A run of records
▼▼▼

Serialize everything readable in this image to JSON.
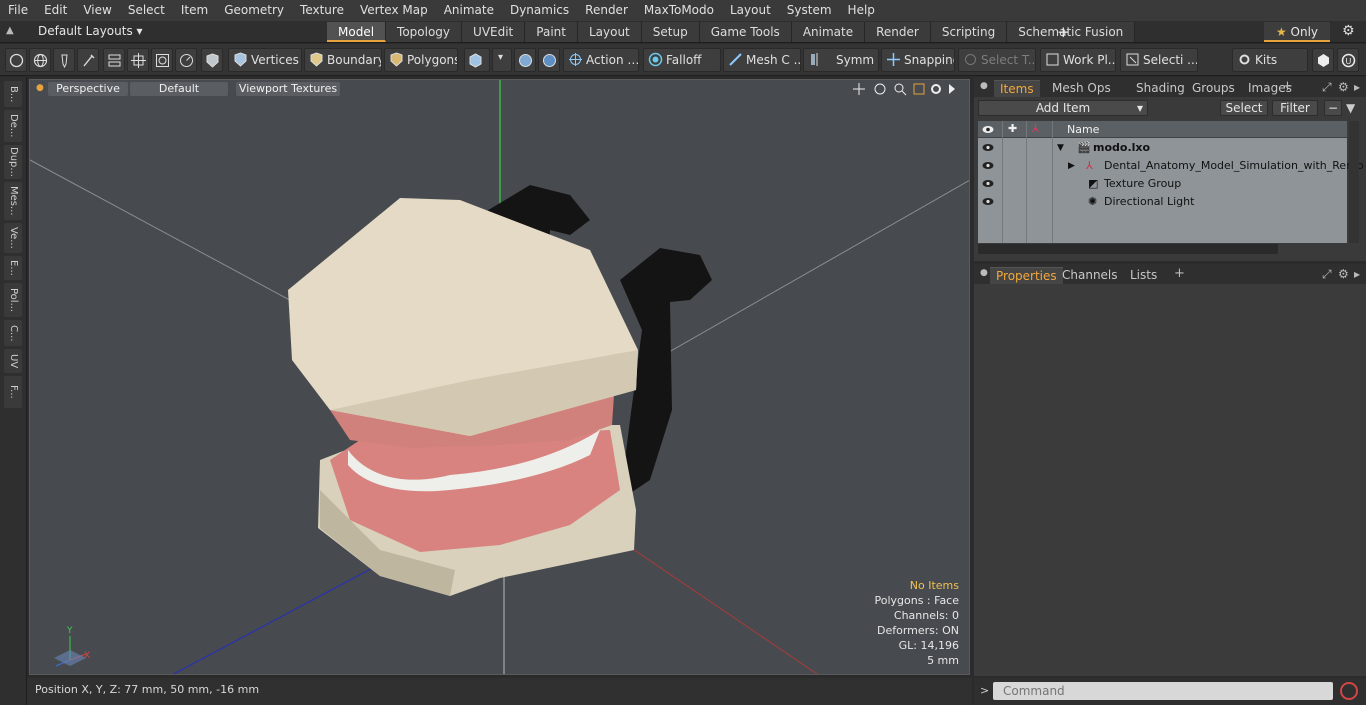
{
  "menu": [
    "File",
    "Edit",
    "View",
    "Select",
    "Item",
    "Geometry",
    "Texture",
    "Vertex Map",
    "Animate",
    "Dynamics",
    "Render",
    "MaxToModo",
    "Layout",
    "System",
    "Help"
  ],
  "layout_selector": "Default Layouts",
  "tabs": [
    {
      "label": "Model",
      "active": true
    },
    {
      "label": "Topology"
    },
    {
      "label": "UVEdit"
    },
    {
      "label": "Paint"
    },
    {
      "label": "Layout"
    },
    {
      "label": "Setup"
    },
    {
      "label": "Game Tools"
    },
    {
      "label": "Animate"
    },
    {
      "label": "Render"
    },
    {
      "label": "Scripting"
    },
    {
      "label": "Schematic Fusion"
    }
  ],
  "only_label": "Only",
  "toolbar": {
    "vertices": "Vertices",
    "boundary": "Boundary",
    "polygons": "Polygons",
    "action": "Action",
    "falloff": "Falloff",
    "mesh": "Mesh C ...",
    "symmetry": "Symm ...",
    "snapping": "Snapping",
    "select_t": "Select T...",
    "work_plane": "Work Pl...",
    "selection": "Selecti ...",
    "kits": "Kits"
  },
  "left_tabs": [
    "B...",
    "De...",
    "Dup...",
    "Mes...",
    "Ve...",
    "E...",
    "Pol...",
    "C...",
    "UV",
    "F..."
  ],
  "viewport": {
    "view": "Perspective",
    "shading": "Default",
    "textures": "Viewport Textures",
    "info": {
      "no_items": "No Items",
      "polygons": "Polygons : Face",
      "channels": "Channels: 0",
      "deformers": "Deformers: ON",
      "gl": "GL: 14,196",
      "scale": "5 mm"
    }
  },
  "status": "Position X, Y, Z:  77 mm, 50 mm, -16 mm",
  "items_panel": {
    "tabs": [
      "Items",
      "Mesh Ops",
      "Shading",
      "Groups",
      "Images"
    ],
    "add_item": "Add Item",
    "select": "Select",
    "filter": "Filter",
    "name_col": "Name",
    "rows": [
      {
        "label": "modo.lxo",
        "bold": true
      },
      {
        "label": "Dental_Anatomy_Model_Simulation_with_Remo ..."
      },
      {
        "label": "Texture Group"
      },
      {
        "label": "Directional Light"
      }
    ]
  },
  "properties_panel": {
    "tabs": [
      "Properties",
      "Channels",
      "Lists"
    ]
  },
  "command_placeholder": "Command",
  "colors": {
    "accent": "#e6a23c",
    "viewport_bg": "#474b4f",
    "list_bg": "#8f9498"
  }
}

▲▲▲

§ **WRITTEN EXERCISE**
Reproduce the records verbatim, omitting all images they contain.

§ **SOLUTION TO THE EXERCISE**
Serialize everything readable in this image to JSON.
{
  "menu": [
    "File",
    "Edit",
    "View",
    "Select",
    "Item",
    "Geometry",
    "Texture",
    "Vertex Map",
    "Animate",
    "Dynamics",
    "Render",
    "MaxToModo",
    "Layout",
    "System",
    "Help"
  ],
  "layout_selector": "Default Layouts",
  "tabs": [
    {
      "label": "Model",
      "active": true
    },
    {
      "label": "Topology"
    },
    {
      "label": "UVEdit"
    },
    {
      "label": "Paint"
    },
    {
      "label": "Layout"
    },
    {
      "label": "Setup"
    },
    {
      "label": "Game Tools"
    },
    {
      "label": "Animate"
    },
    {
      "label": "Render"
    },
    {
      "label": "Scripting"
    },
    {
      "label": "Schematic Fusion"
    }
  ],
  "only_label": "Only",
  "toolbar": {
    "vertices": "Vertices",
    "boundary": "Boundary",
    "polygons": "Polygons",
    "action": "Action",
    "falloff": "Falloff",
    "mesh": "Mesh C ...",
    "symmetry": "Symm ...",
    "snapping": "Snapping",
    "select_t": "Select T...",
    "work_plane": "Work Pl...",
    "selection": "Selecti ...",
    "kits": "Kits"
  },
  "left_tabs": [
    "B...",
    "De...",
    "Dup...",
    "Mes...",
    "Ve...",
    "E...",
    "Pol...",
    "C...",
    "UV",
    "F..."
  ],
  "viewport": {
    "view": "Perspective",
    "shading": "Default",
    "textures": "Viewport Textures",
    "info": {
      "no_items": "No Items",
      "polygons": "Polygons : Face",
      "channels": "Channels: 0",
      "deformers": "Deformers: ON",
      "gl": "GL: 14,196",
      "scale": "5 mm"
    }
  },
  "status": "Position X, Y, Z:  77 mm, 50 mm, -16 mm",
  "items_panel": {
    "tabs": [
      "Items",
      "Mesh Ops",
      "Shading",
      "Groups",
      "Images"
    ],
    "add_item": "Add Item",
    "select": "Select",
    "filter": "Filter",
    "name_col": "Name",
    "rows": [
      {
        "label": "modo.lxo",
        "bold": true
      },
      {
        "label": "Dental_Anatomy_Model_Simulation_with_Remo ..."
      },
      {
        "label": "Texture Group"
      },
      {
        "label": "Directional Light"
      }
    ]
  },
  "properties_panel": {
    "tabs": [
      "Properties",
      "Channels",
      "Lists"
    ]
  },
  "command_placeholder": "Command",
  "colors": {
    "accent": "#e6a23c",
    "viewport_bg": "#474b4f",
    "list_bg": "#8f9498"
  }
}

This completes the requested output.